▸ **DO THIS**
Lift out all lines below that contain "size".

[start of DATA EXCERPTS]

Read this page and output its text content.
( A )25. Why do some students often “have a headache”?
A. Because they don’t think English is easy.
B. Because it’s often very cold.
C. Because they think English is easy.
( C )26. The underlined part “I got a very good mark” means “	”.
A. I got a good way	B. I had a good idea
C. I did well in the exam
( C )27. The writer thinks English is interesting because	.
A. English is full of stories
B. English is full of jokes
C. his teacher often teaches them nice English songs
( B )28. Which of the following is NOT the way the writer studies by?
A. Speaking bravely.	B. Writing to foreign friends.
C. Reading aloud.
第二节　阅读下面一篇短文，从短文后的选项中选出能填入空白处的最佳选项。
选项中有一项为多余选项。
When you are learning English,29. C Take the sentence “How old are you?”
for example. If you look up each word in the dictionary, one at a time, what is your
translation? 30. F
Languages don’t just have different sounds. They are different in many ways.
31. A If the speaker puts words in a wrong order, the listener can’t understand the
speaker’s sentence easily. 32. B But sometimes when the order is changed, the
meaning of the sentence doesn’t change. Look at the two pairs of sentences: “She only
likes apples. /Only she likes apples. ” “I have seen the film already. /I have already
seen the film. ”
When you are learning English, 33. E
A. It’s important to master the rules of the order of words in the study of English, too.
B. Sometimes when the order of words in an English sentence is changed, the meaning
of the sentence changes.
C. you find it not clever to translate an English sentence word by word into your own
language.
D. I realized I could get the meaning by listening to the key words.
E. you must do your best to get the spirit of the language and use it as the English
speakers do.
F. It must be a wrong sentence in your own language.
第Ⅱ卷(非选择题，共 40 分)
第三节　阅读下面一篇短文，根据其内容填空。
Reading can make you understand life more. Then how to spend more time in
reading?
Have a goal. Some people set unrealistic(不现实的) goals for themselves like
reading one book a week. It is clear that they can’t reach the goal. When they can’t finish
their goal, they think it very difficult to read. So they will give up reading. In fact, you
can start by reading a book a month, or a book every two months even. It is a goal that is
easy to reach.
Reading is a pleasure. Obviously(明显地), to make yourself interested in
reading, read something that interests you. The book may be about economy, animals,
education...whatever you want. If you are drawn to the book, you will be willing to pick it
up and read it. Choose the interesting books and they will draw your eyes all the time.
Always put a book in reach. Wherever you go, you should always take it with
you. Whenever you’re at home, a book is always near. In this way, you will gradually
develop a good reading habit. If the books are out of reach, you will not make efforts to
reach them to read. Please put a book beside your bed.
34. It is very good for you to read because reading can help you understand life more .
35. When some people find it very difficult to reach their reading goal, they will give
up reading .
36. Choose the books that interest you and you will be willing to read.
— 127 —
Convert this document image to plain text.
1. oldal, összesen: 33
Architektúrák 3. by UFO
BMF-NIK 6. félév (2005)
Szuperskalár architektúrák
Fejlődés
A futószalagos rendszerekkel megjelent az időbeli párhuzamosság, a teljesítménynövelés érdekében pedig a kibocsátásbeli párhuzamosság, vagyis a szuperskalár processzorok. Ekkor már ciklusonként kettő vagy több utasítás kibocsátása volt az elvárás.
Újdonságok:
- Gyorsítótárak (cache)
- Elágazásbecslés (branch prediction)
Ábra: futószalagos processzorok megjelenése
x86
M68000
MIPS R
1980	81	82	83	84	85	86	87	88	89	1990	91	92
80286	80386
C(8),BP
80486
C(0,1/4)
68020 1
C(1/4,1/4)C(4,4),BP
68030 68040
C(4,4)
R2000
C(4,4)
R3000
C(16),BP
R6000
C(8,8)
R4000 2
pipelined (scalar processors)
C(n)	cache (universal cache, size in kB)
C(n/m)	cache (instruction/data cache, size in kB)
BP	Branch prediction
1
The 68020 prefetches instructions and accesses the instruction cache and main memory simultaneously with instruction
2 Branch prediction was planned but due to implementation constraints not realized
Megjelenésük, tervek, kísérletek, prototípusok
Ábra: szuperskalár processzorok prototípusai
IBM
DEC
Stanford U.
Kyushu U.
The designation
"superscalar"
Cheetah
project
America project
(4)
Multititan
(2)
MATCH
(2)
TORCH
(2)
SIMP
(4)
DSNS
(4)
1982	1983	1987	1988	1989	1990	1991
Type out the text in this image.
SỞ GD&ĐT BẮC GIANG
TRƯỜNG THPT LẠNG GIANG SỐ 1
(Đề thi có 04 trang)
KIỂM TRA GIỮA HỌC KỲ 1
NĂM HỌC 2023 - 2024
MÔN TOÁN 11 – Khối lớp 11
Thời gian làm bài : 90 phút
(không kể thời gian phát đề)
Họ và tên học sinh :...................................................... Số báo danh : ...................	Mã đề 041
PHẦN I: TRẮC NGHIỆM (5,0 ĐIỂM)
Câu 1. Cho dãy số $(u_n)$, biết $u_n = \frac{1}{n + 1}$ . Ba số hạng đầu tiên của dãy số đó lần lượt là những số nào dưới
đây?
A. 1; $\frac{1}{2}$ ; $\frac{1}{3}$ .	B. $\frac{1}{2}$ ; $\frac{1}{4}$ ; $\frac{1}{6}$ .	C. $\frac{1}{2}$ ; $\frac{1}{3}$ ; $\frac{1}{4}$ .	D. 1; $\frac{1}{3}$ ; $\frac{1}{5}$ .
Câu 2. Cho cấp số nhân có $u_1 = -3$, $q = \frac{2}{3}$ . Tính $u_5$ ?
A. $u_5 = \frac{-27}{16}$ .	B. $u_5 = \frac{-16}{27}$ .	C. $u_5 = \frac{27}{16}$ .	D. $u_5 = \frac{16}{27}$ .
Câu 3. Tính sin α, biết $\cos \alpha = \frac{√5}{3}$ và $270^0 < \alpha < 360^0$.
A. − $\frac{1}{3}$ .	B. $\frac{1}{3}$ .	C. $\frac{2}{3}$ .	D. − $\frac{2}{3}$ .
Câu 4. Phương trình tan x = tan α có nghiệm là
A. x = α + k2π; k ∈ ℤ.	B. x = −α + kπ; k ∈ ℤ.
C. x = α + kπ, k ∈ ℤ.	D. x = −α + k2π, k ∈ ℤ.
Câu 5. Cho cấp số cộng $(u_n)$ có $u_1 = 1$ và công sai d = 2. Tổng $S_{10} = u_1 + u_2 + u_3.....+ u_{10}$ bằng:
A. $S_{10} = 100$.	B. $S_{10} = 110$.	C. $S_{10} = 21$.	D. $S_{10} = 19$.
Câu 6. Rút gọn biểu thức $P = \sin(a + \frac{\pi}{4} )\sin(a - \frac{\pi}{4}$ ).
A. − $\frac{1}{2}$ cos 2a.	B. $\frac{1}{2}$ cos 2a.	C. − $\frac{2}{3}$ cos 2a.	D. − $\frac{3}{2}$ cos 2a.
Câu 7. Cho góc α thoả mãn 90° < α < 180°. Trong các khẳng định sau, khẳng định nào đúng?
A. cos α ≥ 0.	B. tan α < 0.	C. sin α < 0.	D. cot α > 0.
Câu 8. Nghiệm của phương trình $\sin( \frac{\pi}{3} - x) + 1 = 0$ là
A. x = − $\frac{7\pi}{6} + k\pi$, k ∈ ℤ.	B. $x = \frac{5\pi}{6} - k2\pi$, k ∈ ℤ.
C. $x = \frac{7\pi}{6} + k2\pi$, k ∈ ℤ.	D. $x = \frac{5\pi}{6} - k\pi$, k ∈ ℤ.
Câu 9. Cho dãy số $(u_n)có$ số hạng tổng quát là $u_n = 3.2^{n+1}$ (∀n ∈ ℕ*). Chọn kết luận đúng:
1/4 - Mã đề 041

[end of DATA EXCERPTS]

▸ **OUTPUT FOR THIS TASK**
C(n)	cache (universal cache, size in kB)
C(n/m)	cache (instruction/data cache, size in kB)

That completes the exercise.